(Extracts from a graphics dataset)
--- BEGIN ---

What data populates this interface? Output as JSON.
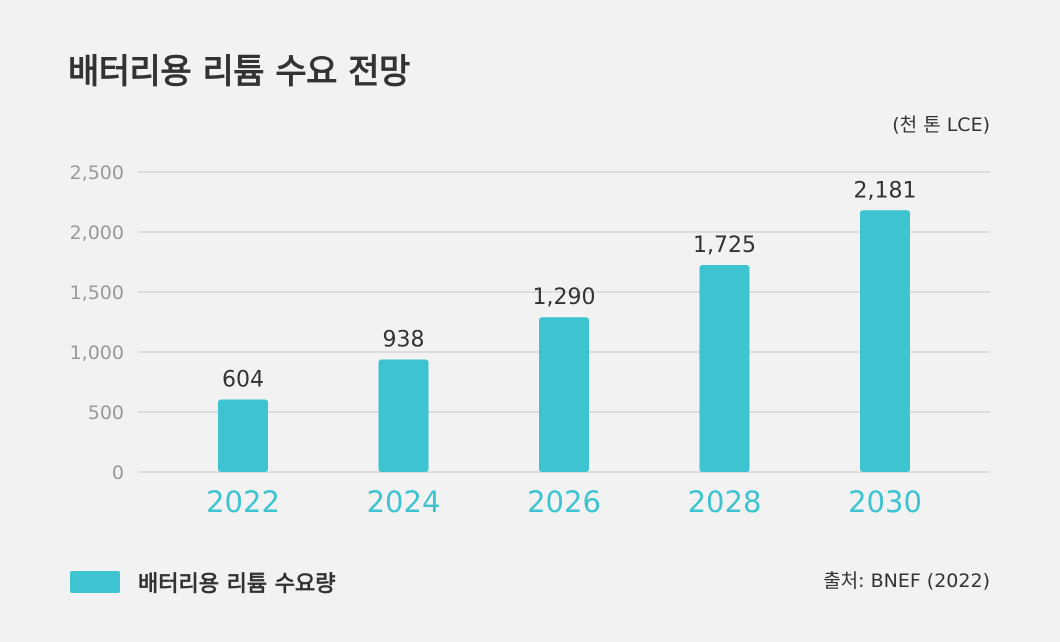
{
  "title": "배터리용 리튬 수요 전망",
  "unit": "(천 톤 LCE)",
  "legend_label": "배터리용 리튬 수요량",
  "source": "출처: BNEF (2022)",
  "colors": {
    "bar": "#3ec3d0",
    "grid": "#d6d6d6",
    "tick": "#9a9a9a",
    "category": "#3ec3d0",
    "value_label": "#333333"
  },
  "chart_data": {
    "type": "bar",
    "title": "배터리용 리튬 수요 전망",
    "ylabel": "(천 톤 LCE)",
    "categories": [
      "2022",
      "2024",
      "2026",
      "2028",
      "2030"
    ],
    "series": [
      {
        "name": "배터리용 리튬 수요량",
        "values": [
          604,
          938,
          1290,
          1725,
          2181
        ]
      }
    ],
    "value_labels": [
      "604",
      "938",
      "1,290",
      "1,725",
      "2,181"
    ],
    "yticks": [
      0,
      500,
      1000,
      1500,
      2000,
      2500
    ],
    "ytick_labels": [
      "0",
      "500",
      "1,000",
      "1,500",
      "2,000",
      "2,500"
    ],
    "ylim": [
      0,
      2500
    ],
    "grid": true,
    "legend_position": "bottom-left"
  }
}
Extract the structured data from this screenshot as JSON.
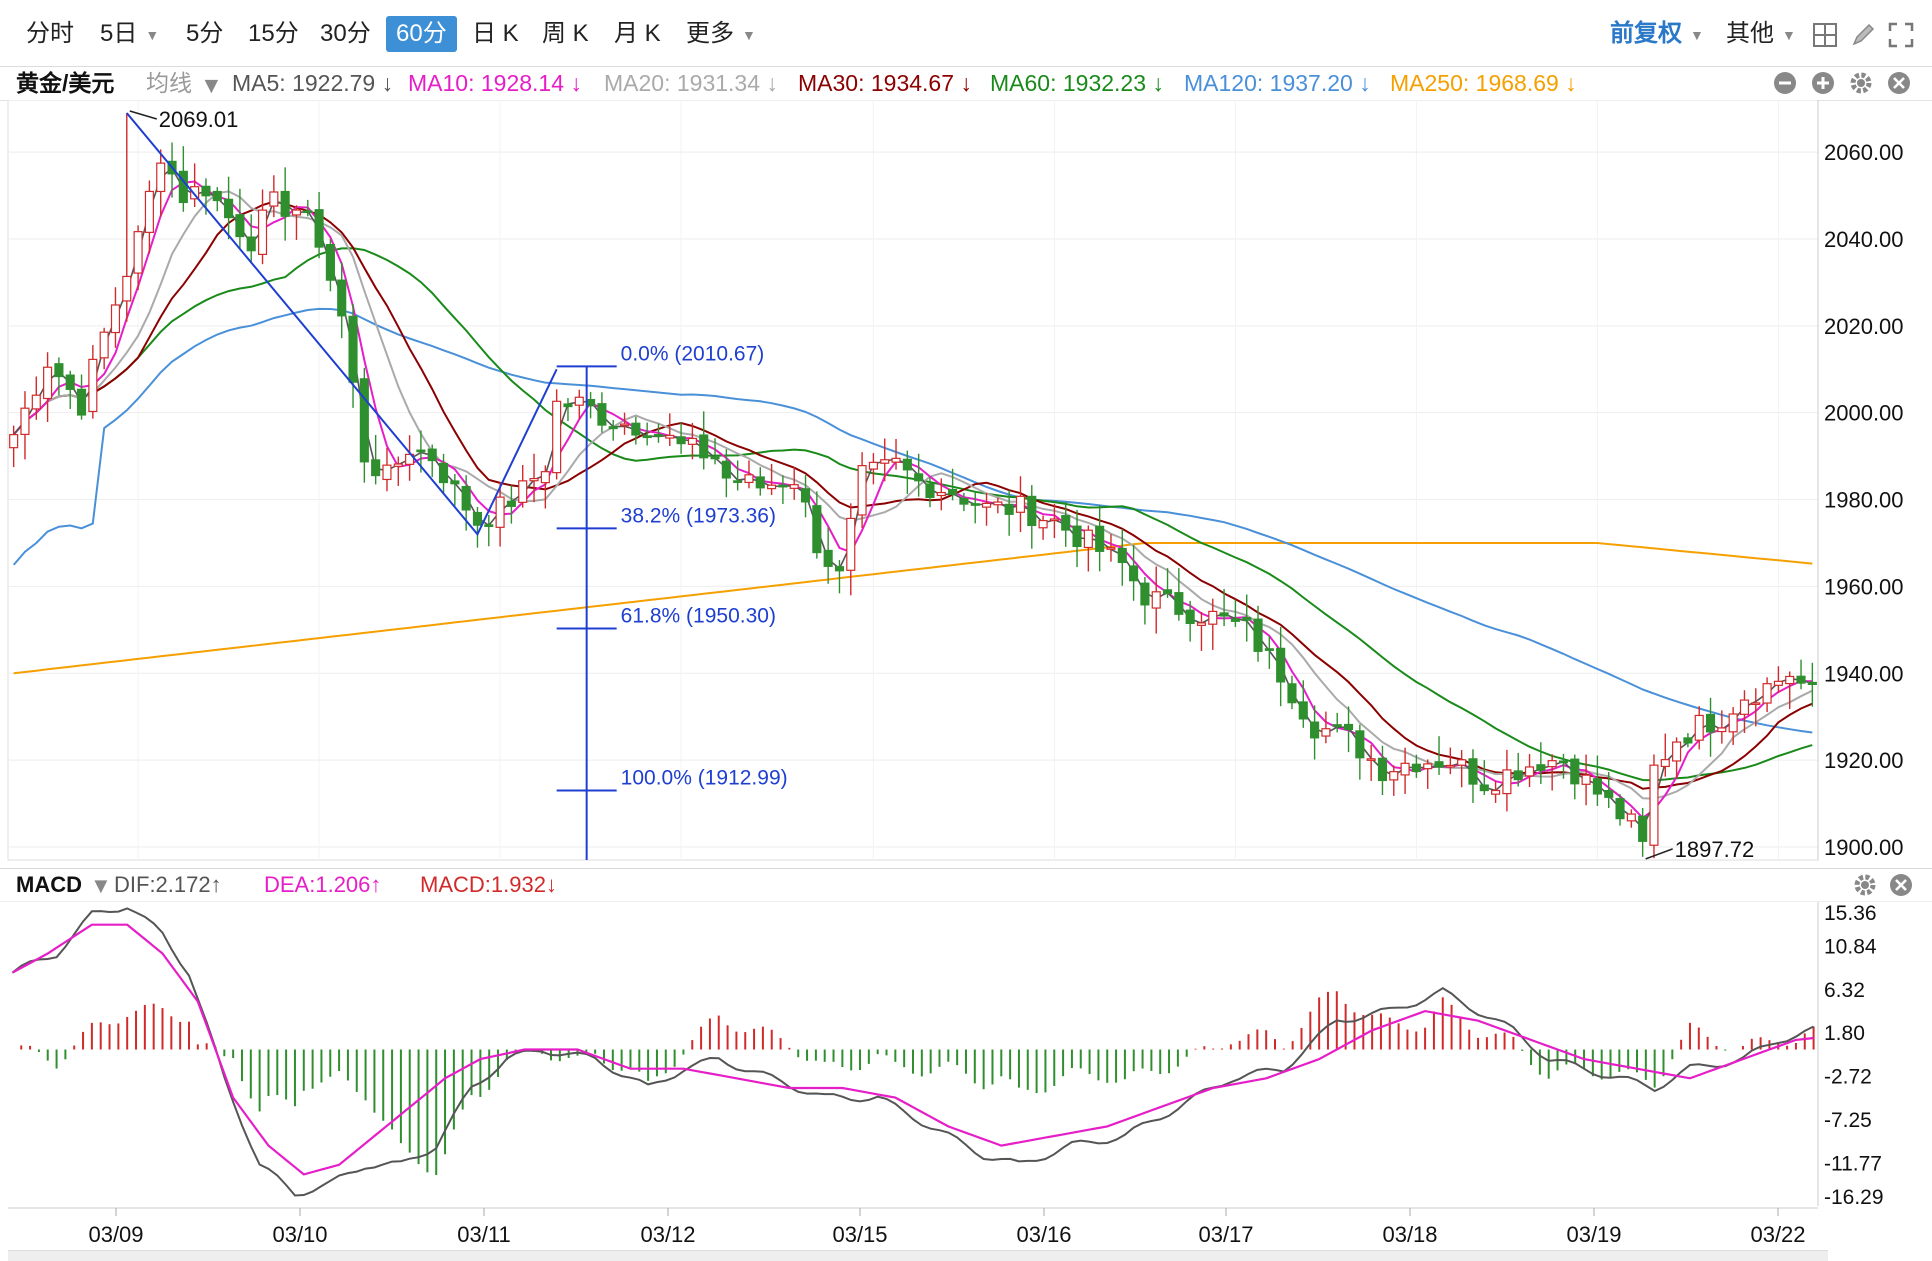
{
  "toolbar": {
    "tabs": [
      {
        "label": "分时",
        "caret": false
      },
      {
        "label": "5日",
        "caret": true
      },
      {
        "label": "5分",
        "caret": false
      },
      {
        "label": "15分",
        "caret": false
      },
      {
        "label": "30分",
        "caret": false
      },
      {
        "label": "60分",
        "caret": false,
        "active": true
      },
      {
        "label": "日 K",
        "caret": false
      },
      {
        "label": "周 K",
        "caret": false
      },
      {
        "label": "月 K",
        "caret": false
      },
      {
        "label": "更多",
        "caret": true
      }
    ],
    "adjust_label": "前复权",
    "other_label": "其他",
    "icons": [
      "grid-icon",
      "draw-pen-icon",
      "fullscreen-icon"
    ]
  },
  "ma_bar": {
    "symbol": "黄金/美元",
    "avg_label": "均线",
    "ma5": "MA5: 1922.79 ↓",
    "ma10": "MA10: 1928.14 ↓",
    "ma20": "MA20: 1931.34 ↓",
    "ma30": "MA30: 1934.67 ↓",
    "ma60": "MA60: 1932.23 ↓",
    "ma120": "MA120: 1937.20 ↓",
    "ma250": "MA250: 1968.69 ↓",
    "icons": [
      "minus-circle-icon",
      "plus-circle-icon",
      "gear-icon",
      "close-circle-icon"
    ]
  },
  "macd_bar": {
    "name": "MACD",
    "dif": "DIF:2.172↑",
    "dea": "DEA:1.206↑",
    "macd": "MACD:1.932↓"
  },
  "colors": {
    "up": "#d12a2a",
    "down": "#2f8f2f",
    "ma5": "#555555",
    "ma10": "#e61ec8",
    "ma20": "#aaaaaa",
    "ma30": "#8b0000",
    "ma60": "#1a8a1a",
    "ma120": "#4a90d9",
    "ma250": "#f5a000",
    "fib": "#1f3fd1",
    "dea": "#e61ec8",
    "dif": "#555555"
  },
  "chart_data": [
    {
      "type": "candlestick",
      "symbol": "黄金/美元",
      "interval": "60分",
      "ylim": [
        1897,
        2072
      ],
      "y_ticks": [
        "2060.00",
        "2040.00",
        "2020.00",
        "2000.00",
        "1980.00",
        "1960.00",
        "1940.00",
        "1920.00",
        "1900.00"
      ],
      "x_ticks": [
        "03/09",
        "03/10",
        "03/11",
        "03/12",
        "03/15",
        "03/16",
        "03/17",
        "03/18",
        "03/19",
        "03/22"
      ],
      "bars": 160,
      "close_anchors": [
        [
          0,
          1995
        ],
        [
          3,
          2012
        ],
        [
          6,
          2002
        ],
        [
          8,
          2018
        ],
        [
          11,
          2040
        ],
        [
          13,
          2060
        ],
        [
          15,
          2050
        ],
        [
          17,
          2052
        ],
        [
          19,
          2045
        ],
        [
          21,
          2040
        ],
        [
          23,
          2048
        ],
        [
          25,
          2047
        ],
        [
          27,
          2040
        ],
        [
          29,
          2022
        ],
        [
          31,
          1990
        ],
        [
          33,
          1985
        ],
        [
          35,
          1992
        ],
        [
          37,
          1990
        ],
        [
          39,
          1982
        ],
        [
          41,
          1975
        ],
        [
          43,
          1978
        ],
        [
          45,
          1982
        ],
        [
          47,
          1988
        ],
        [
          48,
          2002
        ],
        [
          50,
          2002
        ],
        [
          53,
          1998
        ],
        [
          56,
          1997
        ],
        [
          59,
          1992
        ],
        [
          62,
          1990
        ],
        [
          63,
          1985
        ],
        [
          66,
          1983
        ],
        [
          69,
          1985
        ],
        [
          70,
          1978
        ],
        [
          71,
          1970
        ],
        [
          73,
          1962
        ],
        [
          75,
          1985
        ],
        [
          78,
          1988
        ],
        [
          80,
          1984
        ],
        [
          83,
          1982
        ],
        [
          86,
          1978
        ],
        [
          89,
          1978
        ],
        [
          92,
          1975
        ],
        [
          95,
          1970
        ],
        [
          98,
          1965
        ],
        [
          100,
          1958
        ],
        [
          103,
          1955
        ],
        [
          106,
          1953
        ],
        [
          109,
          1950
        ],
        [
          112,
          1940
        ],
        [
          115,
          1928
        ],
        [
          118,
          1925
        ],
        [
          121,
          1918
        ],
        [
          124,
          1920
        ],
        [
          127,
          1920
        ],
        [
          130,
          1915
        ],
        [
          133,
          1918
        ],
        [
          135,
          1920
        ],
        [
          137,
          1920
        ],
        [
          139,
          1915
        ],
        [
          141,
          1910
        ],
        [
          143,
          1905
        ],
        [
          144,
          1900
        ],
        [
          145,
          1918
        ],
        [
          147,
          1925
        ],
        [
          149,
          1928
        ],
        [
          151,
          1930
        ],
        [
          153,
          1935
        ],
        [
          155,
          1937
        ],
        [
          157,
          1940
        ],
        [
          159,
          1935
        ],
        [
          160,
          1935
        ]
      ],
      "ma_values": {
        "MA5": 1922.79,
        "MA10": 1928.14,
        "MA20": 1931.34,
        "MA30": 1934.67,
        "MA60": 1932.23,
        "MA120": 1937.2,
        "MA250": 1968.69
      },
      "annotations": [
        {
          "text": "2069.01",
          "x": 10,
          "y": 2069.01,
          "kind": "high"
        },
        {
          "text": "1897.72",
          "x": 144,
          "y": 1897.72,
          "kind": "low"
        }
      ],
      "fibonacci": {
        "levels": [
          {
            "label": "0.0% (2010.67)",
            "value": 2010.67
          },
          {
            "label": "38.2% (1973.36)",
            "value": 1973.36
          },
          {
            "label": "61.8% (1950.30)",
            "value": 1950.3
          },
          {
            "label": "100.0% (1912.99)",
            "value": 1912.99
          }
        ],
        "trend_points": [
          [
            10,
            2069
          ],
          [
            41,
            1972
          ],
          [
            48,
            2010
          ]
        ]
      }
    },
    {
      "type": "macd",
      "ylim": [
        -16.29,
        15.36
      ],
      "y_ticks": [
        "15.36",
        "10.84",
        "6.32",
        "1.80",
        "-2.72",
        "-7.25",
        "-11.77",
        "-16.29"
      ],
      "dif_anchors": [
        [
          0,
          8
        ],
        [
          5,
          10
        ],
        [
          9,
          14
        ],
        [
          13,
          15
        ],
        [
          17,
          12
        ],
        [
          20,
          8
        ],
        [
          24,
          -3
        ],
        [
          28,
          -12
        ],
        [
          32,
          -15
        ],
        [
          36,
          -14
        ],
        [
          40,
          -12
        ],
        [
          44,
          -12
        ],
        [
          48,
          -10
        ],
        [
          52,
          -4
        ],
        [
          56,
          -1
        ],
        [
          60,
          0
        ],
        [
          66,
          -1
        ],
        [
          72,
          -4
        ],
        [
          76,
          -2
        ],
        [
          80,
          -1
        ],
        [
          86,
          -3
        ],
        [
          92,
          -5
        ],
        [
          98,
          -5
        ],
        [
          104,
          -8
        ],
        [
          110,
          -11
        ],
        [
          114,
          -12
        ],
        [
          120,
          -10
        ],
        [
          126,
          -9
        ],
        [
          132,
          -6
        ],
        [
          138,
          -3
        ],
        [
          144,
          -2
        ],
        [
          150,
          3
        ],
        [
          156,
          4
        ],
        [
          162,
          6
        ],
        [
          166,
          4
        ],
        [
          170,
          2
        ],
        [
          174,
          -1
        ],
        [
          178,
          -2
        ],
        [
          182,
          -3
        ],
        [
          186,
          -4
        ],
        [
          190,
          -2
        ],
        [
          196,
          -1
        ],
        [
          200,
          1
        ],
        [
          204,
          2
        ]
      ],
      "dea_anchors": [
        [
          0,
          8
        ],
        [
          4,
          10
        ],
        [
          9,
          13
        ],
        [
          13,
          13
        ],
        [
          17,
          10
        ],
        [
          21,
          5
        ],
        [
          25,
          -5
        ],
        [
          29,
          -10
        ],
        [
          33,
          -13
        ],
        [
          37,
          -12
        ],
        [
          41,
          -9
        ],
        [
          45,
          -6
        ],
        [
          49,
          -3
        ],
        [
          53,
          -1
        ],
        [
          58,
          0
        ],
        [
          64,
          0
        ],
        [
          70,
          -2
        ],
        [
          76,
          -2
        ],
        [
          82,
          -3
        ],
        [
          88,
          -4
        ],
        [
          94,
          -4
        ],
        [
          100,
          -5
        ],
        [
          106,
          -8
        ],
        [
          112,
          -10
        ],
        [
          118,
          -9
        ],
        [
          124,
          -8
        ],
        [
          130,
          -6
        ],
        [
          136,
          -4
        ],
        [
          142,
          -3
        ],
        [
          148,
          -1
        ],
        [
          154,
          2
        ],
        [
          160,
          4
        ],
        [
          166,
          3
        ],
        [
          172,
          1
        ],
        [
          178,
          -1
        ],
        [
          184,
          -2
        ],
        [
          190,
          -3
        ],
        [
          196,
          -1
        ],
        [
          202,
          1
        ],
        [
          204,
          1.2
        ]
      ]
    }
  ]
}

--- END ---

Aim of the exercise: Go through the records above and copy every line with the word "배터리용".

Result for this exercise:
  "title": "배터리용 리튬 수요 전망",
  "legend_label": "배터리용 리튬 수요량",
    "title": "배터리용 리튬 수요 전망",
        "name": "배터리용 리튬 수요량",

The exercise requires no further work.